Exercise details:
Check each line of the records below for the string "title", then state how many lines contain it, with no other output.

Records to use:

......

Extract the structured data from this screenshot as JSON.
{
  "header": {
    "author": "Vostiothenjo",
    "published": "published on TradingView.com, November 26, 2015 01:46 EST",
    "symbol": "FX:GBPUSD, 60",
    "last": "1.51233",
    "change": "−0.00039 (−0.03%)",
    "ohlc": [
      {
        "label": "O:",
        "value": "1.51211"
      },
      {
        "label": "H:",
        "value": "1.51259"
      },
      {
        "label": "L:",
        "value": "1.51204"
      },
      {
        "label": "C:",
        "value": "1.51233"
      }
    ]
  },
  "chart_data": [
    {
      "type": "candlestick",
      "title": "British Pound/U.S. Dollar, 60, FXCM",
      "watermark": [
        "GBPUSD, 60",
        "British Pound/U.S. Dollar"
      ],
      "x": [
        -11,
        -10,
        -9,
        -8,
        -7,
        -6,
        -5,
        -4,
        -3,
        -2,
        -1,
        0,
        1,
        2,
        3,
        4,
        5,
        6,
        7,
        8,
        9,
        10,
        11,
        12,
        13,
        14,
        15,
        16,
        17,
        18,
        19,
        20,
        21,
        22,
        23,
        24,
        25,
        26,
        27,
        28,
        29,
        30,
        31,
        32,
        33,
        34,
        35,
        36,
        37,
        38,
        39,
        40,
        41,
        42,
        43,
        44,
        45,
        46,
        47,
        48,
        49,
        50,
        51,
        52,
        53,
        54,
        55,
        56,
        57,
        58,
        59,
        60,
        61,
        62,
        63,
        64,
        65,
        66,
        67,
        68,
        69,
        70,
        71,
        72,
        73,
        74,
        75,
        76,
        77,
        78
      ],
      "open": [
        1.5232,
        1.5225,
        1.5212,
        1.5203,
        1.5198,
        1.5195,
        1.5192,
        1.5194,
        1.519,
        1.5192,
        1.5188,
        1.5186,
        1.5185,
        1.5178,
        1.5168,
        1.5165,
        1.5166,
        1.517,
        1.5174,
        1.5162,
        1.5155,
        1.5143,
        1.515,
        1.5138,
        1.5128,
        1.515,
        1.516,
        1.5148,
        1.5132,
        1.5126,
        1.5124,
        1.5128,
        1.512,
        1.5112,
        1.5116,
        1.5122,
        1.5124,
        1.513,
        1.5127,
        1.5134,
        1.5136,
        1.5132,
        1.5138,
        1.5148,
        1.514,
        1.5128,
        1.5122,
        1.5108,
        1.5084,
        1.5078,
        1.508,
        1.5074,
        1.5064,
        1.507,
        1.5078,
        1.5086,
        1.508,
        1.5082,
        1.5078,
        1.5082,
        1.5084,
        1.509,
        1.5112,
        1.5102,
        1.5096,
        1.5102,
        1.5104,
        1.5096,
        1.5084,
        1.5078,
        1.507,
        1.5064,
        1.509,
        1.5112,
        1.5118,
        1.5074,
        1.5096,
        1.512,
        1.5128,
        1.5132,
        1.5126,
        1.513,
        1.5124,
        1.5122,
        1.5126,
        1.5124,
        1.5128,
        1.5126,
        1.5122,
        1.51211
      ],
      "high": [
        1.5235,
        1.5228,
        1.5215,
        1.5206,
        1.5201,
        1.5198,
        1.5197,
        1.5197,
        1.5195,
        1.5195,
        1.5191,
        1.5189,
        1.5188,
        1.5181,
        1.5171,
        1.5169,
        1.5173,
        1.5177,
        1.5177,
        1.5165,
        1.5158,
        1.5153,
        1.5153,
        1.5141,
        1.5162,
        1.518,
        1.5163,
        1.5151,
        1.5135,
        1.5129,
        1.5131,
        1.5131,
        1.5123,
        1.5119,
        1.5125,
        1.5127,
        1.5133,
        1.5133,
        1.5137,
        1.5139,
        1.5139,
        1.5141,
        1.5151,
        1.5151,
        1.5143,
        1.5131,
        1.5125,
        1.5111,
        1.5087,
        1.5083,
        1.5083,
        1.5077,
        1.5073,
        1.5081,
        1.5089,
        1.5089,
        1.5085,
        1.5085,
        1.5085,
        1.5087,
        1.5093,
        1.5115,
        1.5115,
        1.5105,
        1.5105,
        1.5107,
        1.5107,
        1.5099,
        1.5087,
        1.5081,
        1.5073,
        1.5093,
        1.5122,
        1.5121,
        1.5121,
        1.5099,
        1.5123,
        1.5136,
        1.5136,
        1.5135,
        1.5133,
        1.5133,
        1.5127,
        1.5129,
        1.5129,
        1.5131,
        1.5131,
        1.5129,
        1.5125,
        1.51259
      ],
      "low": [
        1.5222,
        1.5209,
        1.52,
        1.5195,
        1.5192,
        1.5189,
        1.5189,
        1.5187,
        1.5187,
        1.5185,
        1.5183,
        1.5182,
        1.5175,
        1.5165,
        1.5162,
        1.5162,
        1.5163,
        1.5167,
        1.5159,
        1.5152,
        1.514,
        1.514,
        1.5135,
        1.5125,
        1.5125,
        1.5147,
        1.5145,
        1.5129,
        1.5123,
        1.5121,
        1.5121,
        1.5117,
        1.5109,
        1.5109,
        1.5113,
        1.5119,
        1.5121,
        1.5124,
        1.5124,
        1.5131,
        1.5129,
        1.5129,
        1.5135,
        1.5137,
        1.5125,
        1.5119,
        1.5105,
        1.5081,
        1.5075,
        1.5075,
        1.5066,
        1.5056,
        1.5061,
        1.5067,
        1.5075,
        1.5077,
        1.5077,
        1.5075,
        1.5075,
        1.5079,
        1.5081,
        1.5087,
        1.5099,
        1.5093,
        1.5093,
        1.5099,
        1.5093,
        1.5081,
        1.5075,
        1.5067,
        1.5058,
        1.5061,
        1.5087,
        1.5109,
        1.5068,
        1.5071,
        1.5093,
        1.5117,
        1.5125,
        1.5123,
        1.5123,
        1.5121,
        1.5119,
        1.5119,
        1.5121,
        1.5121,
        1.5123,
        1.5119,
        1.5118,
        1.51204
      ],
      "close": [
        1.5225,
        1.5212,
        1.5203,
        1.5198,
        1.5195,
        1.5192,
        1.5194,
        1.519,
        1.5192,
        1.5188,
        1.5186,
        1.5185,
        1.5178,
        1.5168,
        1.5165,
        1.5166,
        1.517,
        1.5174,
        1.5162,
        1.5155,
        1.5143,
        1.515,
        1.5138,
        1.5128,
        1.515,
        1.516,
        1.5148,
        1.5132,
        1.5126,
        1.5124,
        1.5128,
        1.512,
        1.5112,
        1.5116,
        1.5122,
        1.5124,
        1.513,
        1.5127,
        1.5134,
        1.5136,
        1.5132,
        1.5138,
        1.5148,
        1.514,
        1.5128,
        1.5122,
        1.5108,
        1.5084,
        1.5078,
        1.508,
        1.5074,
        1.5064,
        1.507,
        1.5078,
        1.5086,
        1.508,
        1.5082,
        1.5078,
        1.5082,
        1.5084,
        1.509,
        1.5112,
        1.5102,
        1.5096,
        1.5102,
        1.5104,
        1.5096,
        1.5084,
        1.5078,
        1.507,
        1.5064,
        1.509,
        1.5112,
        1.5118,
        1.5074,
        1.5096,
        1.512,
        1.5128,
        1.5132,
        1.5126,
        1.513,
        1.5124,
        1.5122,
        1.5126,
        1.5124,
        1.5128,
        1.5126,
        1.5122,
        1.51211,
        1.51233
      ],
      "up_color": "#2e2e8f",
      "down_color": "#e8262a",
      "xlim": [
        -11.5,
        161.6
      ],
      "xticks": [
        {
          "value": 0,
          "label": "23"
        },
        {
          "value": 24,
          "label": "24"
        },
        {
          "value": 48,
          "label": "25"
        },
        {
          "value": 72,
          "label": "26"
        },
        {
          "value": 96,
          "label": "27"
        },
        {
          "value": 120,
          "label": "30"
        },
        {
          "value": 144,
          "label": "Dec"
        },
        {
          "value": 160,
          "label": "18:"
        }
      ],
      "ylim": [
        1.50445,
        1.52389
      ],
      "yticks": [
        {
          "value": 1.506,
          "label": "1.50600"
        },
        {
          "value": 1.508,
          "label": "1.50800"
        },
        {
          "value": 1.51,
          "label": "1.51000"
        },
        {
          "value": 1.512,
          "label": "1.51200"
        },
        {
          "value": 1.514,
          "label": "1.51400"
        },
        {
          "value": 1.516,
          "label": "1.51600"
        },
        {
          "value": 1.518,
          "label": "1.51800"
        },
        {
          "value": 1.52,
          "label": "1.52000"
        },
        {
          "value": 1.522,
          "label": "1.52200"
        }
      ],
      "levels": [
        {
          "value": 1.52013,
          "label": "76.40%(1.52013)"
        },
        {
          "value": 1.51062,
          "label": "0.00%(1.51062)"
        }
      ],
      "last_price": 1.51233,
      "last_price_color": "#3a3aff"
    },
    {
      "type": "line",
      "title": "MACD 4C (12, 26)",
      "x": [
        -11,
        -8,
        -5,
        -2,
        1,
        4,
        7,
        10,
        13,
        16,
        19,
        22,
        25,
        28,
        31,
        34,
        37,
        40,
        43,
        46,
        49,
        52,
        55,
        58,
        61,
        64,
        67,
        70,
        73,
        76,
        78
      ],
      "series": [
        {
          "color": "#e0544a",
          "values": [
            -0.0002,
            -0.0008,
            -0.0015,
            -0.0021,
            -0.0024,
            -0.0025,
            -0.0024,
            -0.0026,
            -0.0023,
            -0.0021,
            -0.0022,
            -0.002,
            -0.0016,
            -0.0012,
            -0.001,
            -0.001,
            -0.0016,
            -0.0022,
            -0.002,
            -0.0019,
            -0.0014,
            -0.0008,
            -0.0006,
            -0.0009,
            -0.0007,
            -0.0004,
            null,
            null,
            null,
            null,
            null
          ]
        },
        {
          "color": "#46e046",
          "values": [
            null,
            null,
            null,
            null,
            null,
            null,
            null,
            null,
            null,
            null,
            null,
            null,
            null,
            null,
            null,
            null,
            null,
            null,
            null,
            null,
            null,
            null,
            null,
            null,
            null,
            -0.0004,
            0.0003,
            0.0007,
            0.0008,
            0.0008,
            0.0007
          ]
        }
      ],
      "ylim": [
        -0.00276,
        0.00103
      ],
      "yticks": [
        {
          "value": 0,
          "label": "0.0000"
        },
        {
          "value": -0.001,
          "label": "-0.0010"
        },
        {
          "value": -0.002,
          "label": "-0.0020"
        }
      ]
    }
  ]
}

......

Exercise solution:
2